# SHORT TASK:
Scan the data below for the string "with". Copy every line where it appears.

[Stored data]
------------------------------------------------------------------------

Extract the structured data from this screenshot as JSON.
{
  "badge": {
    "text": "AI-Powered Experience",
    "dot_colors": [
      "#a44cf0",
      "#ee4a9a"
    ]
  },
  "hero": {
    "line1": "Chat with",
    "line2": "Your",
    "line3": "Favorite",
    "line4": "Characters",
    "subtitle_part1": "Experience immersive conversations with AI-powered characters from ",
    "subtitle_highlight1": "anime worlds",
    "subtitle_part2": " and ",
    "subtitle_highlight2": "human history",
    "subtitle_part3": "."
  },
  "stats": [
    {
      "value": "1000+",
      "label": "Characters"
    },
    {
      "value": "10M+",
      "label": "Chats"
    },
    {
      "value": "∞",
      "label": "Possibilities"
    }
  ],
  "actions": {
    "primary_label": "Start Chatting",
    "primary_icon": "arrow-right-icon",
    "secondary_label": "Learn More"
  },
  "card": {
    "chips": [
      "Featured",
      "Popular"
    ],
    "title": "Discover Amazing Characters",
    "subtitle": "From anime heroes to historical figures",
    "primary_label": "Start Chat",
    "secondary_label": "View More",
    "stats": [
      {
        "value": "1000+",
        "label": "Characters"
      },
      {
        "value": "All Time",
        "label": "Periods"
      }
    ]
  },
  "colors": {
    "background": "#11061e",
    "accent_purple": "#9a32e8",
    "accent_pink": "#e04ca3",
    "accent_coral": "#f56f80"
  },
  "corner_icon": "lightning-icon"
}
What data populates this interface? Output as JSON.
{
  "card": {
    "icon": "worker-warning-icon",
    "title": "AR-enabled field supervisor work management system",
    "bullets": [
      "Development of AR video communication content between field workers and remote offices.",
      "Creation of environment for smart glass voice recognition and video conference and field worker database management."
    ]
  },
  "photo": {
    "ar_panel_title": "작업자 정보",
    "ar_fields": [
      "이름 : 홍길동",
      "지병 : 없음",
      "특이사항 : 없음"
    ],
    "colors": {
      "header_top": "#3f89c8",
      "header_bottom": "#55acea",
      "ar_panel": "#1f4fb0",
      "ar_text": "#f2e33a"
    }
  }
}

------------------------------------------------------------------------

# SOLUTION:
    "line1": "Chat with",
    "subtitle_part1": "Experience immersive conversations with AI-powered characters from ",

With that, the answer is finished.